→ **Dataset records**

++++++

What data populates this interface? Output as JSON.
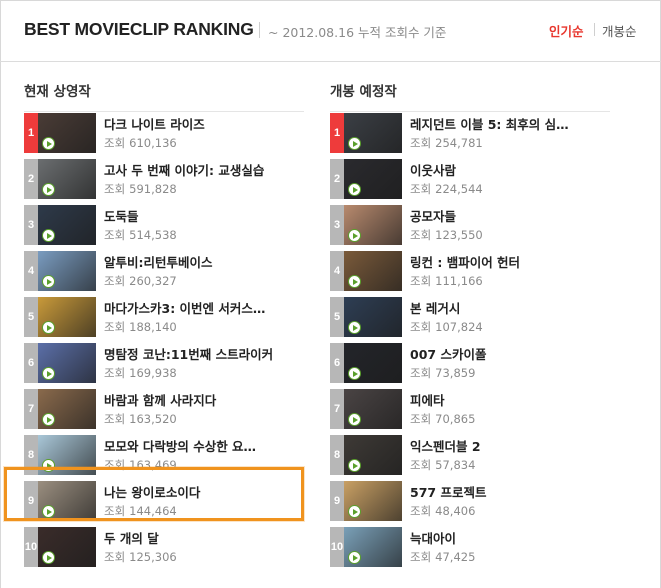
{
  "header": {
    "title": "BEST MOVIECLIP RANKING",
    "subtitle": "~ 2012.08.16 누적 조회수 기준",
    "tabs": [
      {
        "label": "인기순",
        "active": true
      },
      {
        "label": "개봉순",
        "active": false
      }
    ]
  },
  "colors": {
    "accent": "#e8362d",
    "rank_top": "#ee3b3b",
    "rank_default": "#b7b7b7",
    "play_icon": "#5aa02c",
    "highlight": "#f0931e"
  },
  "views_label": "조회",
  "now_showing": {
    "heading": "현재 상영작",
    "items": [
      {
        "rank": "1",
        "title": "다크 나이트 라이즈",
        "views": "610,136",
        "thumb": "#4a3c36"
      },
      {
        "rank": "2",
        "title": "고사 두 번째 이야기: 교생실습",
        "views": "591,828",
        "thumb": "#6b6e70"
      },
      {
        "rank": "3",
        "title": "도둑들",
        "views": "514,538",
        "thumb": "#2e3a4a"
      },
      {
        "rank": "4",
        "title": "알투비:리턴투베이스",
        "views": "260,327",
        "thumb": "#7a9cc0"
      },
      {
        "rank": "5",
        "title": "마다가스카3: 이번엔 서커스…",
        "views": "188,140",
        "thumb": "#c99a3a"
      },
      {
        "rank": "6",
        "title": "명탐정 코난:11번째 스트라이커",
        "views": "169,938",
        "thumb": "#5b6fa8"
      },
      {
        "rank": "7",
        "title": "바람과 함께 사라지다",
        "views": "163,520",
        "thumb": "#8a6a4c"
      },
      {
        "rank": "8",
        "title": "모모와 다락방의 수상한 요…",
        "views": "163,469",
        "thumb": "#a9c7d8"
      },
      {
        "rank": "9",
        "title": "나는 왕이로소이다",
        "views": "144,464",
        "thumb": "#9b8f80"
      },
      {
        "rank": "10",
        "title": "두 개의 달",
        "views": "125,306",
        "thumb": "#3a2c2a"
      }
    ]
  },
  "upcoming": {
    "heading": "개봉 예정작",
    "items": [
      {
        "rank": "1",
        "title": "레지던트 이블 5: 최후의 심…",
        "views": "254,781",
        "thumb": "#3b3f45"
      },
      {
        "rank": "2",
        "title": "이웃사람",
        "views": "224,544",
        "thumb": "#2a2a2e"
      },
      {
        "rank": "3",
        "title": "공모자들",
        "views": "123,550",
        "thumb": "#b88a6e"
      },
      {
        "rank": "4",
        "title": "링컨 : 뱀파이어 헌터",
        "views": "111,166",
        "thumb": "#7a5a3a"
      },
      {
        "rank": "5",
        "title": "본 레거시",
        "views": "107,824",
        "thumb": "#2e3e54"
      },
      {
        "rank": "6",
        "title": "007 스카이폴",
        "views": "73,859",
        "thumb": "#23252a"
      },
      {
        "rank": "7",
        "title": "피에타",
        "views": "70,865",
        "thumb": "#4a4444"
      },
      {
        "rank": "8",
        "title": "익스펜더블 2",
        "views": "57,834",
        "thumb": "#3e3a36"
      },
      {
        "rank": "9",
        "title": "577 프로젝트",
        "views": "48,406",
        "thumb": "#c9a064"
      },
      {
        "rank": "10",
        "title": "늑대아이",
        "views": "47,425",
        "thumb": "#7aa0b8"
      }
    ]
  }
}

++++++

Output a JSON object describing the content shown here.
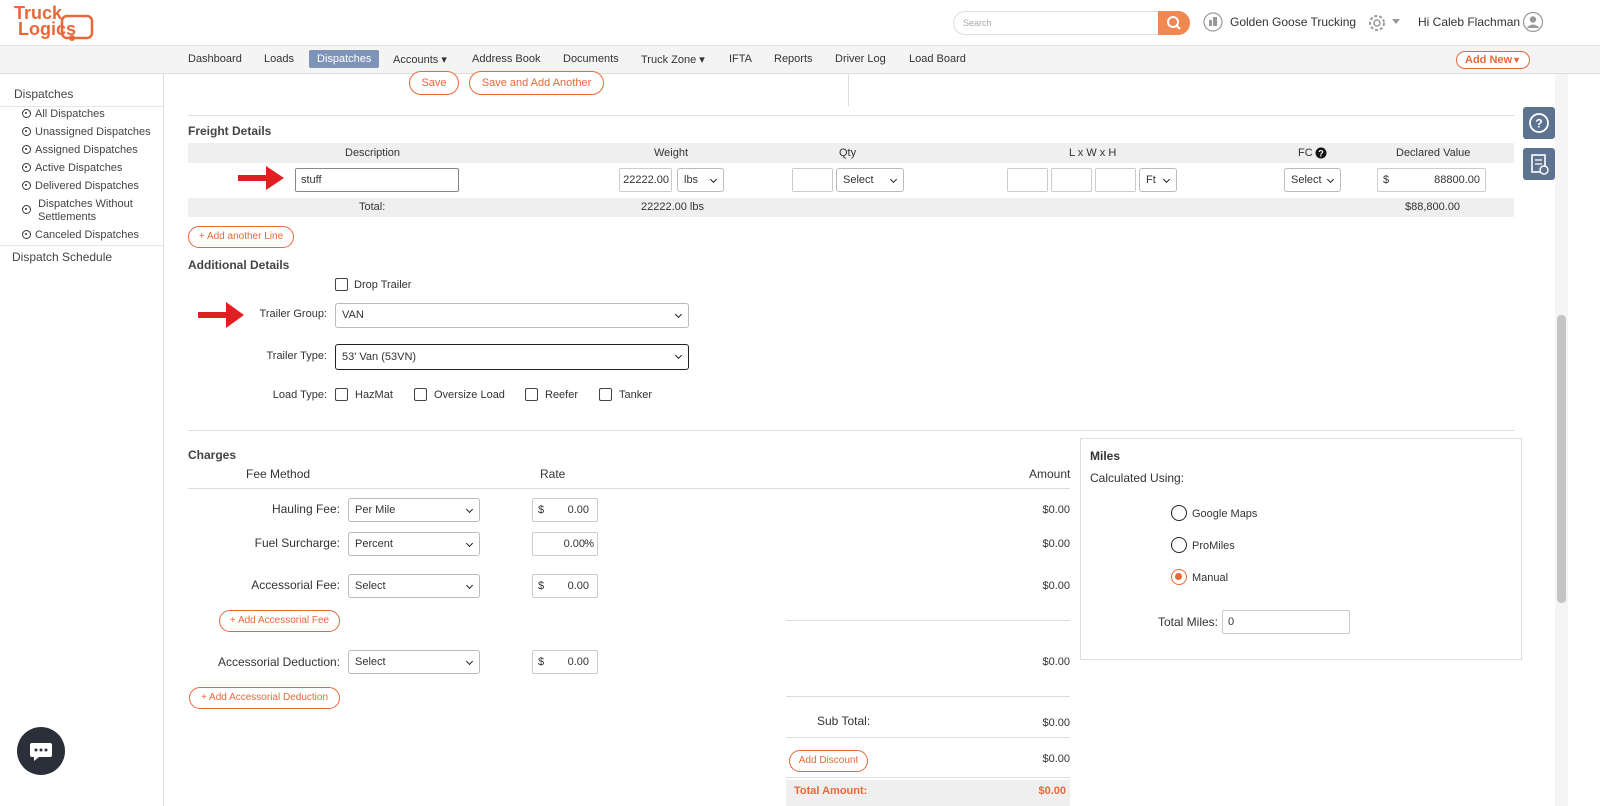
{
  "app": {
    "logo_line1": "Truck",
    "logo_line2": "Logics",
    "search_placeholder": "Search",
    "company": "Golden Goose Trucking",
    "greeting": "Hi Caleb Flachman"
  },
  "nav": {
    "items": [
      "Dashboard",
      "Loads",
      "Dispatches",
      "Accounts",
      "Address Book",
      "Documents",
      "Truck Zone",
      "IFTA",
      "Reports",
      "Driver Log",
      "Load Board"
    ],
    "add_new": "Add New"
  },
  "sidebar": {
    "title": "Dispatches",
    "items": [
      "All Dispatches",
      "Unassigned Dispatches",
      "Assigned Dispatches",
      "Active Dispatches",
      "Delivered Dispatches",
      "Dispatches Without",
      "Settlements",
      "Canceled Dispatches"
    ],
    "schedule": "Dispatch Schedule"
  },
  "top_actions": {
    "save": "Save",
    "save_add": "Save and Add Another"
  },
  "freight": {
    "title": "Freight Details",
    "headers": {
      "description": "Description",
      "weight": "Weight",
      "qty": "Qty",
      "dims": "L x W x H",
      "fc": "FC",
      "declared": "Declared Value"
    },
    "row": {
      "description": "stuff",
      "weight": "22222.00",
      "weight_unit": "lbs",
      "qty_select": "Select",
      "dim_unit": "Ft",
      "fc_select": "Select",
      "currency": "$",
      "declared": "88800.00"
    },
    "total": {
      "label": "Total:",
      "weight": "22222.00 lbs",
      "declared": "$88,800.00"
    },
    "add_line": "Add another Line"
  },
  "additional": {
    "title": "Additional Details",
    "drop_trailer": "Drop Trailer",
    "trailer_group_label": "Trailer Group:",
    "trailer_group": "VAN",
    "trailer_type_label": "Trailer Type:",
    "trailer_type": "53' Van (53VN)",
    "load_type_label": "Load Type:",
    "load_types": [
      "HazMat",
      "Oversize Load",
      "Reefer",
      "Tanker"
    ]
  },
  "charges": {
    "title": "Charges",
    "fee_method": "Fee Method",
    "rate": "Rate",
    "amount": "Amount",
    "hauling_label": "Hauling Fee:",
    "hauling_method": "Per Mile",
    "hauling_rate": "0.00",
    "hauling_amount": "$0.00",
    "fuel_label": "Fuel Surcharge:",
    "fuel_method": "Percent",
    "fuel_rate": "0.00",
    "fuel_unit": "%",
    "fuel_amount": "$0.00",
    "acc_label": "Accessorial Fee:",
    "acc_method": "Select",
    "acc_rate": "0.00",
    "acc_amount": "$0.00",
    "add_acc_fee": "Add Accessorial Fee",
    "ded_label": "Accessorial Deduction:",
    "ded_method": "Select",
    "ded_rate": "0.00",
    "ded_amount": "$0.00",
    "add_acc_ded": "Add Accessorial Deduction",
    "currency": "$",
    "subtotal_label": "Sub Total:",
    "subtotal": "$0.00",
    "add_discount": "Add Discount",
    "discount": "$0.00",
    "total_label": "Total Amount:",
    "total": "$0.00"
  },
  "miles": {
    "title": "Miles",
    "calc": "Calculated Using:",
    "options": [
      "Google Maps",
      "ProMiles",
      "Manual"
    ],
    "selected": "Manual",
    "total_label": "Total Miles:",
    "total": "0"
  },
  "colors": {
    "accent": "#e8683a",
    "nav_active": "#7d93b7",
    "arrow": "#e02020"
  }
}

++++++

→ **What to do**
For each line of the entries that includes "JSON", show that line.

→ **Answer to the exercise**
What data populates this interface? Output as JSON.
Output a JSON object describing the content shown here.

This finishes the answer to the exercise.